## TASK REQUIREMENTS
Leave out the images; return the rest of the data exactly.

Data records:
══════════════════════════════
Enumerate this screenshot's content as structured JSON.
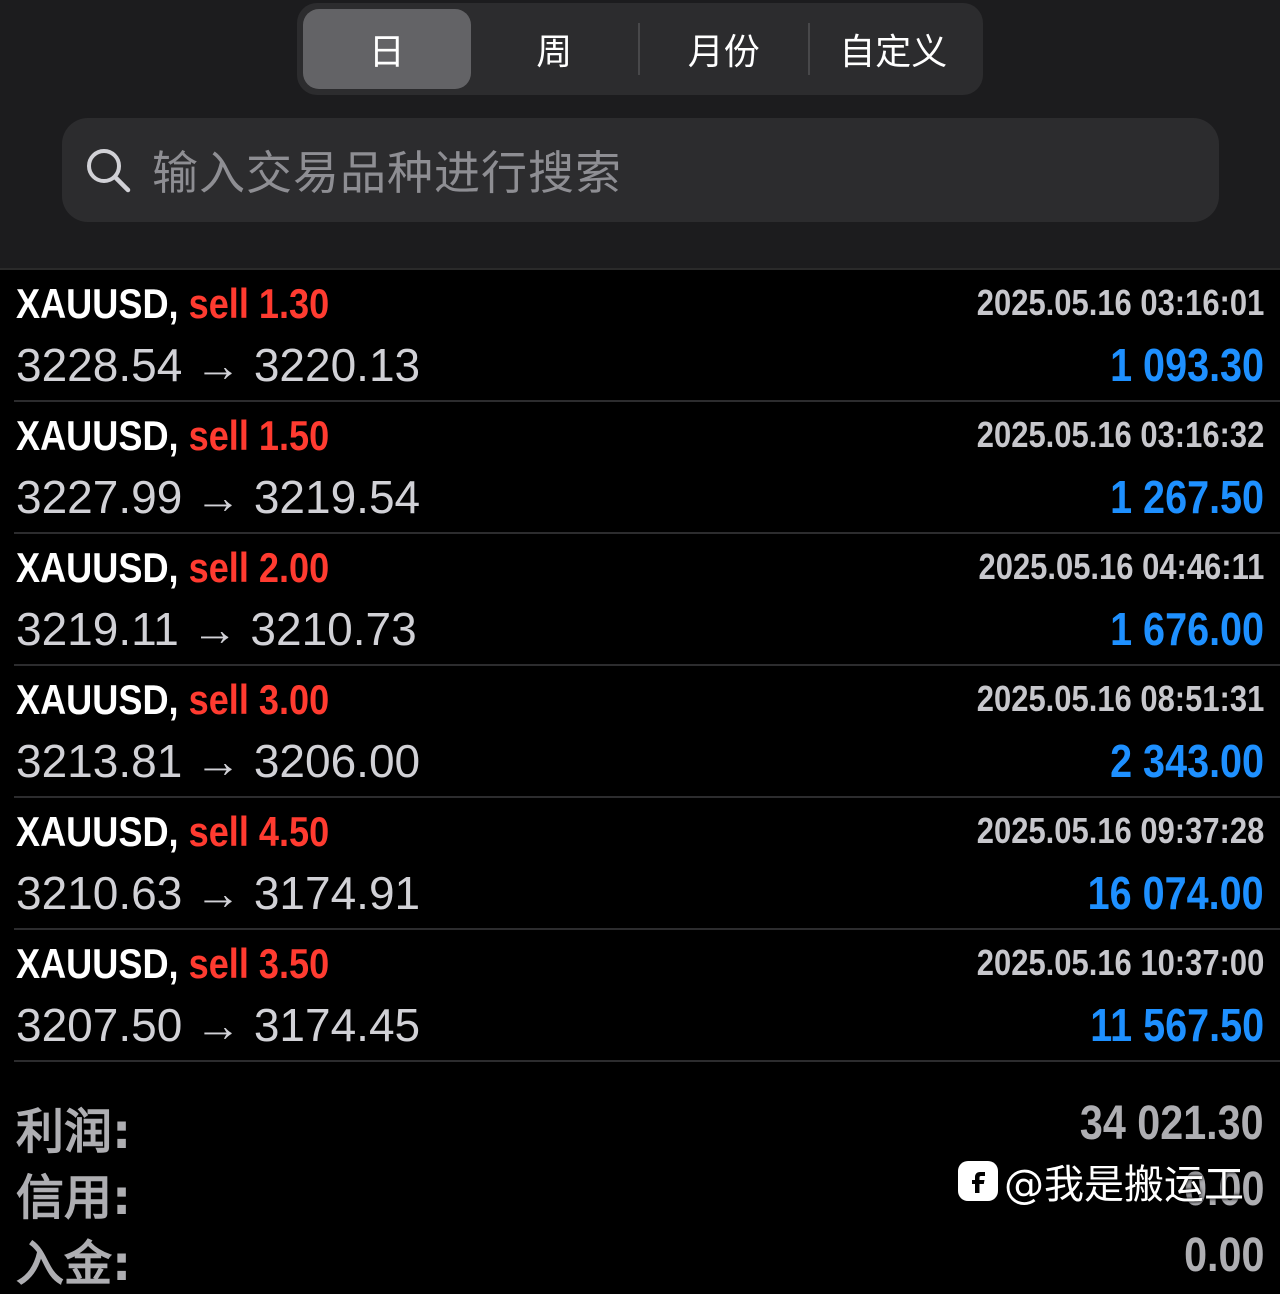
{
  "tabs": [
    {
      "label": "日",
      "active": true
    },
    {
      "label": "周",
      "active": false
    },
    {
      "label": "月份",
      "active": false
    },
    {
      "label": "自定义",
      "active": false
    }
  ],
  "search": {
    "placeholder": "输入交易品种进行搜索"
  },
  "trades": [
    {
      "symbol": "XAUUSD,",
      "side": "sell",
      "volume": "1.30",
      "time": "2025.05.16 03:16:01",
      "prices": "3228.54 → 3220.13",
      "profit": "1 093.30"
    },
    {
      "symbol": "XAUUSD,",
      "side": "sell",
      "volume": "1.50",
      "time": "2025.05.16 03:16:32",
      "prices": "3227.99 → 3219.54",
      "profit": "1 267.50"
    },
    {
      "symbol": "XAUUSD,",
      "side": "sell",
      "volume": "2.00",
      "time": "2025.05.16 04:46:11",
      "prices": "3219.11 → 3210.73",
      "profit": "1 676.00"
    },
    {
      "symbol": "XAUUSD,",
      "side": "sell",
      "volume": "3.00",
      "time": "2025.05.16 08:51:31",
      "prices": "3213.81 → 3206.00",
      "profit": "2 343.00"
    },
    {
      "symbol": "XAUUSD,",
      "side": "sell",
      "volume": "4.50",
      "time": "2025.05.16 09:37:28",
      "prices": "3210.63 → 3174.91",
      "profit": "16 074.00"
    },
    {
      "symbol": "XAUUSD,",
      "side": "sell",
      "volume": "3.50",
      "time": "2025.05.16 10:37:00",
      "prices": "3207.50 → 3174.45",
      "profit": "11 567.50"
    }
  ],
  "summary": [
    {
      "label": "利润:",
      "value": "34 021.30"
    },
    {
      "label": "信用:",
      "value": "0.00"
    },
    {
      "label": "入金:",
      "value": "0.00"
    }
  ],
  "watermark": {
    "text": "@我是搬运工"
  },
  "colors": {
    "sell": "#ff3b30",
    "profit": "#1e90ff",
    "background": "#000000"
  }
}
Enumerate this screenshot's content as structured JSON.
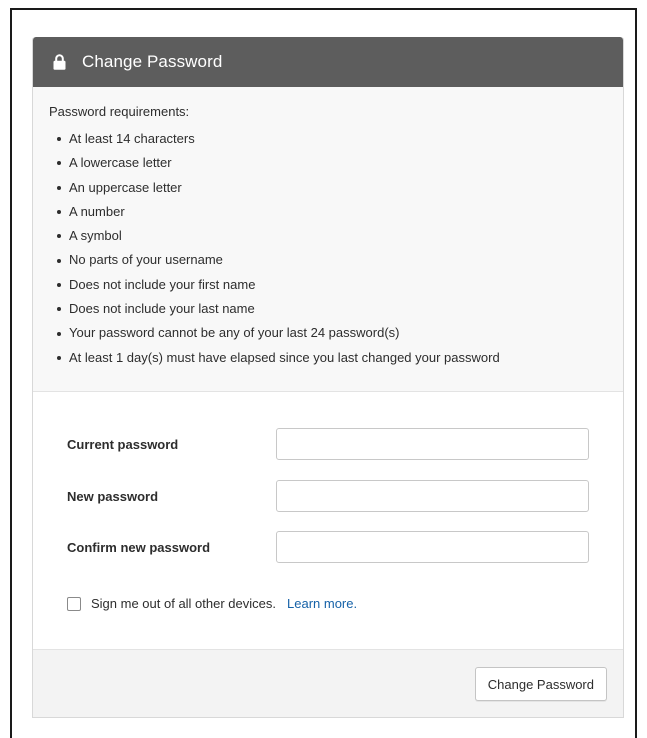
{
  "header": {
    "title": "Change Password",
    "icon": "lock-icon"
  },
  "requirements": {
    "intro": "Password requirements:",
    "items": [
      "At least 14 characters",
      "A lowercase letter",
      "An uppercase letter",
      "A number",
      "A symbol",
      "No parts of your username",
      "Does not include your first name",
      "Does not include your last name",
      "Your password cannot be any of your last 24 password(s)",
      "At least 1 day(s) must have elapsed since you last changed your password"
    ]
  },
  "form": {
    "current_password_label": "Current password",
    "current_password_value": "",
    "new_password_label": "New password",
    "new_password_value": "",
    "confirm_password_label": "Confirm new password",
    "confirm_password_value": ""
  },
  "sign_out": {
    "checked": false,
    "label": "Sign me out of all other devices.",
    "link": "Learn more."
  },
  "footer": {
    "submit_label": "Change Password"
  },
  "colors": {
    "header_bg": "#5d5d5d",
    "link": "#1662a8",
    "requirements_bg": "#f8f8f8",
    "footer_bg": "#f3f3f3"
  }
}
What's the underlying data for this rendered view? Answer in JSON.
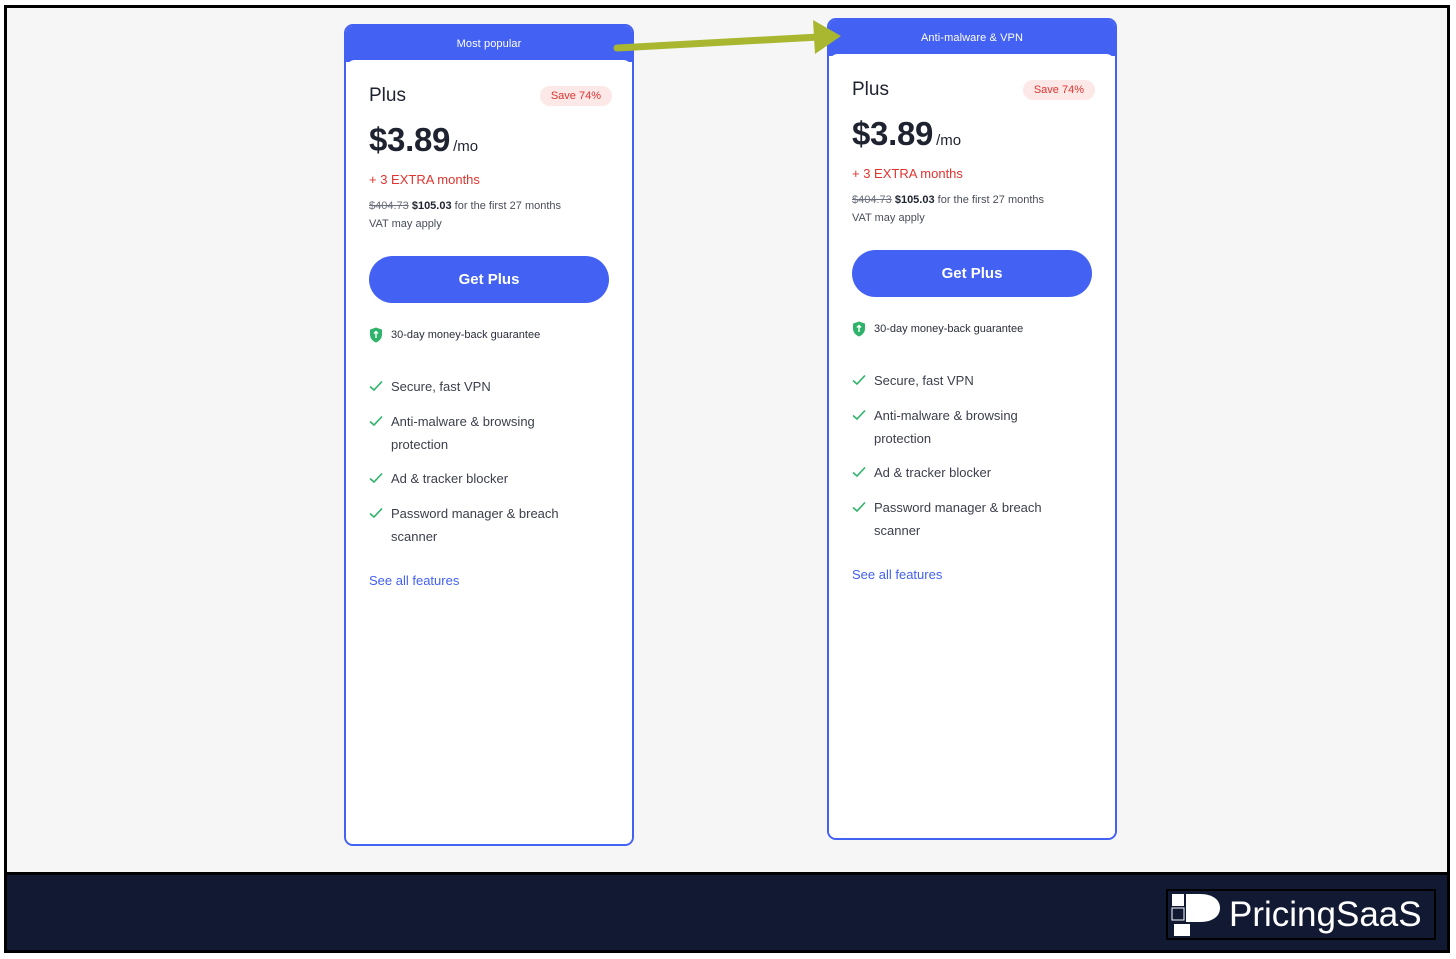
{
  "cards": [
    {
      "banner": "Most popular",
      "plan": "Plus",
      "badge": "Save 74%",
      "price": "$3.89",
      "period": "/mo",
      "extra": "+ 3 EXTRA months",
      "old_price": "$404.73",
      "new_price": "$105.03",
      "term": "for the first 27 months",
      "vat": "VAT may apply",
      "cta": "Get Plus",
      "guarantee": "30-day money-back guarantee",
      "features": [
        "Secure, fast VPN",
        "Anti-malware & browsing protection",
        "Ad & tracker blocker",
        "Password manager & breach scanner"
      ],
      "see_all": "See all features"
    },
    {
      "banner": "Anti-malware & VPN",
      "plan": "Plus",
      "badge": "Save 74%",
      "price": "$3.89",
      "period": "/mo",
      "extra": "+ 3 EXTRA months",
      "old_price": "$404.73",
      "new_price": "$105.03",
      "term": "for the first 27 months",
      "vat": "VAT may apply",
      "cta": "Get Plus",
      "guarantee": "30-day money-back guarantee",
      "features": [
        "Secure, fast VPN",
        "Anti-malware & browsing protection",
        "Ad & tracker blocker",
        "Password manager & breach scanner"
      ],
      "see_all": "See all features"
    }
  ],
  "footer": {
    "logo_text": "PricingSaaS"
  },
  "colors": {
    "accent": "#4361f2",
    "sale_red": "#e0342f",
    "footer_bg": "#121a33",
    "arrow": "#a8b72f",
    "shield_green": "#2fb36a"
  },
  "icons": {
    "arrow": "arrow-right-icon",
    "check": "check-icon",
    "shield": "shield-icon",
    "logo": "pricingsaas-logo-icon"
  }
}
══════════════════════════════
## FINISHED TASK
Enumerate this screenshot's content as structured JSON.
{
  "tabs": [
    {
      "label": "日",
      "active": true
    },
    {
      "label": "周",
      "active": false
    },
    {
      "label": "月份",
      "active": false
    },
    {
      "label": "自定义",
      "active": false
    }
  ],
  "search": {
    "placeholder": "输入交易品种进行搜索"
  },
  "trades": [
    {
      "symbol": "XAUUSD,",
      "side": "sell",
      "volume": "1.30",
      "time": "2025.05.16 03:16:01",
      "prices": "3228.54 → 3220.13",
      "profit": "1 093.30"
    },
    {
      "symbol": "XAUUSD,",
      "side": "sell",
      "volume": "1.50",
      "time": "2025.05.16 03:16:32",
      "prices": "3227.99 → 3219.54",
      "profit": "1 267.50"
    },
    {
      "symbol": "XAUUSD,",
      "side": "sell",
      "volume": "2.00",
      "time": "2025.05.16 04:46:11",
      "prices": "3219.11 → 3210.73",
      "profit": "1 676.00"
    },
    {
      "symbol": "XAUUSD,",
      "side": "sell",
      "volume": "3.00",
      "time": "2025.05.16 08:51:31",
      "prices": "3213.81 → 3206.00",
      "profit": "2 343.00"
    },
    {
      "symbol": "XAUUSD,",
      "side": "sell",
      "volume": "4.50",
      "time": "2025.05.16 09:37:28",
      "prices": "3210.63 → 3174.91",
      "profit": "16 074.00"
    },
    {
      "symbol": "XAUUSD,",
      "side": "sell",
      "volume": "3.50",
      "time": "2025.05.16 10:37:00",
      "prices": "3207.50 → 3174.45",
      "profit": "11 567.50"
    }
  ],
  "summary": [
    {
      "label": "利润:",
      "value": "34 021.30"
    },
    {
      "label": "信用:",
      "value": "0.00"
    },
    {
      "label": "入金:",
      "value": "0.00"
    }
  ],
  "watermark": {
    "text": "@我是搬运工"
  },
  "colors": {
    "sell": "#ff3b30",
    "profit": "#1e90ff",
    "background": "#000000"
  }
}
Enumerate this screenshot's content as structured JSON.
{
  "header": {
    "title": "Change Password",
    "icon": "lock-icon"
  },
  "requirements": {
    "intro": "Password requirements:",
    "items": [
      "At least 14 characters",
      "A lowercase letter",
      "An uppercase letter",
      "A number",
      "A symbol",
      "No parts of your username",
      "Does not include your first name",
      "Does not include your last name",
      "Your password cannot be any of your last 24 password(s)",
      "At least 1 day(s) must have elapsed since you last changed your password"
    ]
  },
  "form": {
    "current_password_label": "Current password",
    "current_password_value": "",
    "new_password_label": "New password",
    "new_password_value": "",
    "confirm_password_label": "Confirm new password",
    "confirm_password_value": ""
  },
  "sign_out": {
    "checked": false,
    "label": "Sign me out of all other devices.",
    "link": "Learn more."
  },
  "footer": {
    "submit_label": "Change Password"
  },
  "colors": {
    "header_bg": "#5d5d5d",
    "link": "#1662a8",
    "requirements_bg": "#f8f8f8",
    "footer_bg": "#f3f3f3"
  }
}
What's the underlying data for this rendered view? Answer in JSON.
{
  "cards": [
    {
      "banner": "Most popular",
      "plan": "Plus",
      "badge": "Save 74%",
      "price": "$3.89",
      "period": "/mo",
      "extra": "+ 3 EXTRA months",
      "old_price": "$404.73",
      "new_price": "$105.03",
      "term": "for the first 27 months",
      "vat": "VAT may apply",
      "cta": "Get Plus",
      "guarantee": "30-day money-back guarantee",
      "features": [
        "Secure, fast VPN",
        "Anti-malware & browsing protection",
        "Ad & tracker blocker",
        "Password manager & breach scanner"
      ],
      "see_all": "See all features"
    },
    {
      "banner": "Anti-malware & VPN",
      "plan": "Plus",
      "badge": "Save 74%",
      "price": "$3.89",
      "period": "/mo",
      "extra": "+ 3 EXTRA months",
      "old_price": "$404.73",
      "new_price": "$105.03",
      "term": "for the first 27 months",
      "vat": "VAT may apply",
      "cta": "Get Plus",
      "guarantee": "30-day money-back guarantee",
      "features": [
        "Secure, fast VPN",
        "Anti-malware & browsing protection",
        "Ad & tracker blocker",
        "Password manager & breach scanner"
      ],
      "see_all": "See all features"
    }
  ],
  "footer": {
    "logo_text": "PricingSaaS"
  },
  "colors": {
    "accent": "#4361f2",
    "sale_red": "#e0342f",
    "footer_bg": "#121a33",
    "arrow": "#a8b72f",
    "shield_green": "#2fb36a"
  },
  "icons": {
    "arrow": "arrow-right-icon",
    "check": "check-icon",
    "shield": "shield-icon",
    "logo": "pricingsaas-logo-icon"
  }
}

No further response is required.